→ **EXERCISE**: Please write the listing below out again exactly, leaving every picture behind.

→ **Dataset entries**:
-----

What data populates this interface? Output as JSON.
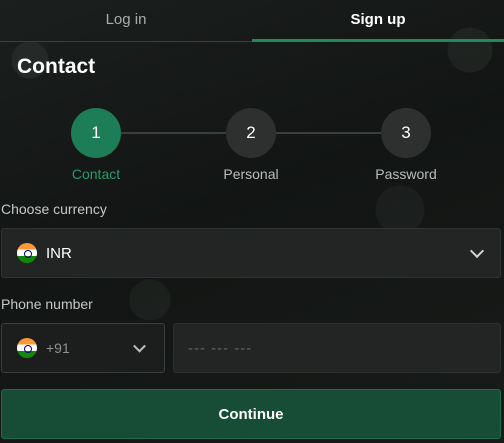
{
  "tabs": [
    {
      "label": "Log in",
      "active": false
    },
    {
      "label": "Sign up",
      "active": true
    }
  ],
  "page_title": "Contact",
  "stepper": {
    "steps": [
      {
        "number": "1",
        "label": "Contact",
        "active": true
      },
      {
        "number": "2",
        "label": "Personal",
        "active": false
      },
      {
        "number": "3",
        "label": "Password",
        "active": false
      }
    ]
  },
  "currency": {
    "label": "Choose currency",
    "flag_icon": "india-flag-icon",
    "value": "INR"
  },
  "phone": {
    "label": "Phone number",
    "flag_icon": "india-flag-icon",
    "code": "+91",
    "placeholder": "--- --- ---",
    "value": ""
  },
  "continue_label": "Continue",
  "colors": {
    "accent": "#1d7d56",
    "accent_text": "#2a9a6b",
    "button": "#174d36",
    "background": "#111412"
  }
}
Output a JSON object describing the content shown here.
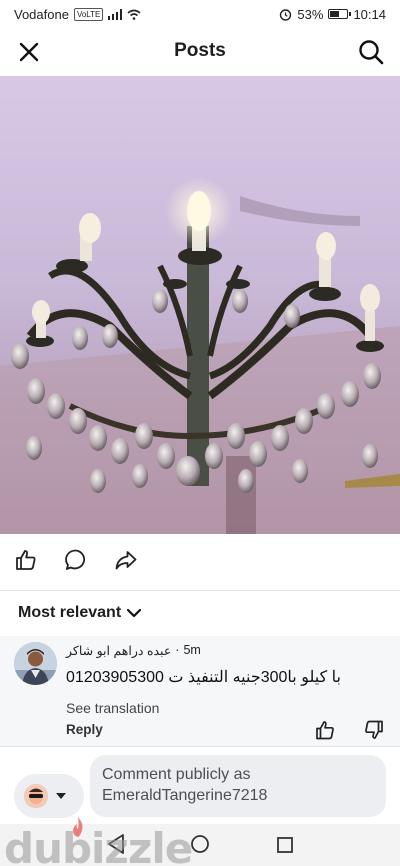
{
  "status_bar": {
    "carrier": "Vodafone",
    "volte": "VoLTE",
    "battery": "53%",
    "battery_level": 0.53,
    "time": "10:14"
  },
  "header": {
    "title": "Posts"
  },
  "post": {
    "image_alt": "Chandelier"
  },
  "sort": {
    "label": "Most relevant"
  },
  "comment": {
    "author": "عبده دراهم ابو شاكر",
    "time": "5m",
    "text": "با كيلو با300جنيه التنفيذ ت 01203905300",
    "see_translation": "See translation",
    "reply": "Reply"
  },
  "composer": {
    "placeholder": "Comment publicly as EmeraldTangerine7218"
  },
  "watermark": {
    "text": "dubizzle"
  },
  "colors": {
    "accent": "#1877f2",
    "wall": "#c9b7d7",
    "watermark": "#969696"
  }
}
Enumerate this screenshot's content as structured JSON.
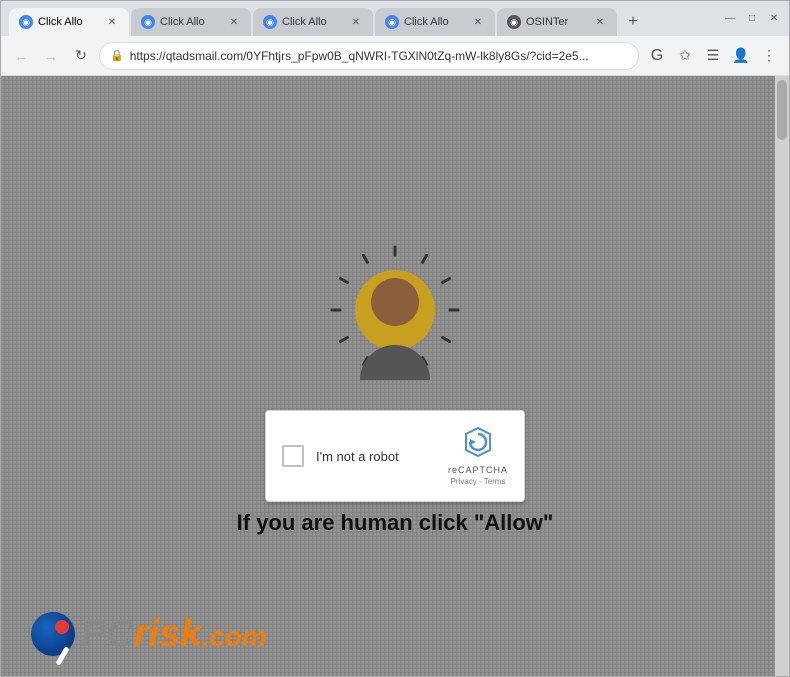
{
  "browser": {
    "tabs": [
      {
        "id": 1,
        "title": "Click Allo",
        "favicon_color": "#4285f4",
        "active": true
      },
      {
        "id": 2,
        "title": "Click Allo",
        "favicon_color": "#4285f4",
        "active": false
      },
      {
        "id": 3,
        "title": "Click Allo",
        "favicon_color": "#4285f4",
        "active": false
      },
      {
        "id": 4,
        "title": "Click Allo",
        "favicon_color": "#4285f4",
        "active": false
      },
      {
        "id": 5,
        "title": "OSINTer",
        "favicon_color": "#555",
        "active": false
      }
    ],
    "url": "https://qtadsmail.com/0YFhtjrs_pFpw0B_qNWRI-TGXlN0tZq-mW-lk8ly8Gs/?cid=2e5...",
    "new_tab_label": "+",
    "window_controls": {
      "minimize": "—",
      "maximize": "□",
      "close": "✕"
    }
  },
  "nav": {
    "back_label": "←",
    "forward_label": "→",
    "refresh_label": "↻"
  },
  "page": {
    "recaptcha": {
      "checkbox_label": "I'm not a robot",
      "brand": "reCAPTCHA",
      "links": "Privacy - Terms"
    },
    "heading": "If you are human click \"Allow\"",
    "logo": {
      "pc_text": "PC",
      "risk_text": "risk",
      "com_text": ".com"
    }
  },
  "colors": {
    "browser_bg": "#dee1e6",
    "tab_active": "#f1f3f4",
    "tab_inactive": "#c8cbd0",
    "page_bg": "#8c8c8c",
    "bulb_color": "#c8a020",
    "head_color": "#8b5e3c",
    "accent_blue": "#4285f4",
    "logo_orange": "#f57c00",
    "logo_gray": "#888"
  }
}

-----

→ **RESPONSE TO THE TASK**:
What data populates this interface? Output as JSON.
{
  "tabs": [
    {
      "label": "Log in",
      "active": false
    },
    {
      "label": "Sign up",
      "active": true
    }
  ],
  "page_title": "Contact",
  "stepper": {
    "steps": [
      {
        "number": "1",
        "label": "Contact",
        "active": true
      },
      {
        "number": "2",
        "label": "Personal",
        "active": false
      },
      {
        "number": "3",
        "label": "Password",
        "active": false
      }
    ]
  },
  "currency": {
    "label": "Choose currency",
    "flag_icon": "india-flag-icon",
    "value": "INR"
  },
  "phone": {
    "label": "Phone number",
    "flag_icon": "india-flag-icon",
    "code": "+91",
    "placeholder": "--- --- ---",
    "value": ""
  },
  "continue_label": "Continue",
  "colors": {
    "accent": "#1d7d56",
    "accent_text": "#2a9a6b",
    "button": "#174d36",
    "background": "#111412"
  }
}
Output a JSON object describing the content shown here.
{
  "status_bar": {
    "carrier": "Vodafone",
    "volte": "VoLTE",
    "battery": "53%",
    "battery_level": 0.53,
    "time": "10:14"
  },
  "header": {
    "title": "Posts"
  },
  "post": {
    "image_alt": "Chandelier"
  },
  "sort": {
    "label": "Most relevant"
  },
  "comment": {
    "author": "عبده دراهم ابو شاكر",
    "time": "5m",
    "text": "با كيلو با300جنيه التنفيذ ت 01203905300",
    "see_translation": "See translation",
    "reply": "Reply"
  },
  "composer": {
    "placeholder": "Comment publicly as EmeraldTangerine7218"
  },
  "watermark": {
    "text": "dubizzle"
  },
  "colors": {
    "accent": "#1877f2",
    "wall": "#c9b7d7",
    "watermark": "#969696"
  }
}
Enumerate this screenshot's content as structured JSON.
{
  "browser": {
    "tabs": [
      {
        "id": 1,
        "title": "Click Allo",
        "favicon_color": "#4285f4",
        "active": true
      },
      {
        "id": 2,
        "title": "Click Allo",
        "favicon_color": "#4285f4",
        "active": false
      },
      {
        "id": 3,
        "title": "Click Allo",
        "favicon_color": "#4285f4",
        "active": false
      },
      {
        "id": 4,
        "title": "Click Allo",
        "favicon_color": "#4285f4",
        "active": false
      },
      {
        "id": 5,
        "title": "OSINTer",
        "favicon_color": "#555",
        "active": false
      }
    ],
    "url": "https://qtadsmail.com/0YFhtjrs_pFpw0B_qNWRI-TGXlN0tZq-mW-lk8ly8Gs/?cid=2e5...",
    "new_tab_label": "+",
    "window_controls": {
      "minimize": "—",
      "maximize": "□",
      "close": "✕"
    }
  },
  "nav": {
    "back_label": "←",
    "forward_label": "→",
    "refresh_label": "↻"
  },
  "page": {
    "recaptcha": {
      "checkbox_label": "I'm not a robot",
      "brand": "reCAPTCHA",
      "links": "Privacy - Terms"
    },
    "heading": "If you are human click \"Allow\"",
    "logo": {
      "pc_text": "PC",
      "risk_text": "risk",
      "com_text": ".com"
    }
  },
  "colors": {
    "browser_bg": "#dee1e6",
    "tab_active": "#f1f3f4",
    "tab_inactive": "#c8cbd0",
    "page_bg": "#8c8c8c",
    "bulb_color": "#c8a020",
    "head_color": "#8b5e3c",
    "accent_blue": "#4285f4",
    "logo_orange": "#f57c00",
    "logo_gray": "#888"
  }
}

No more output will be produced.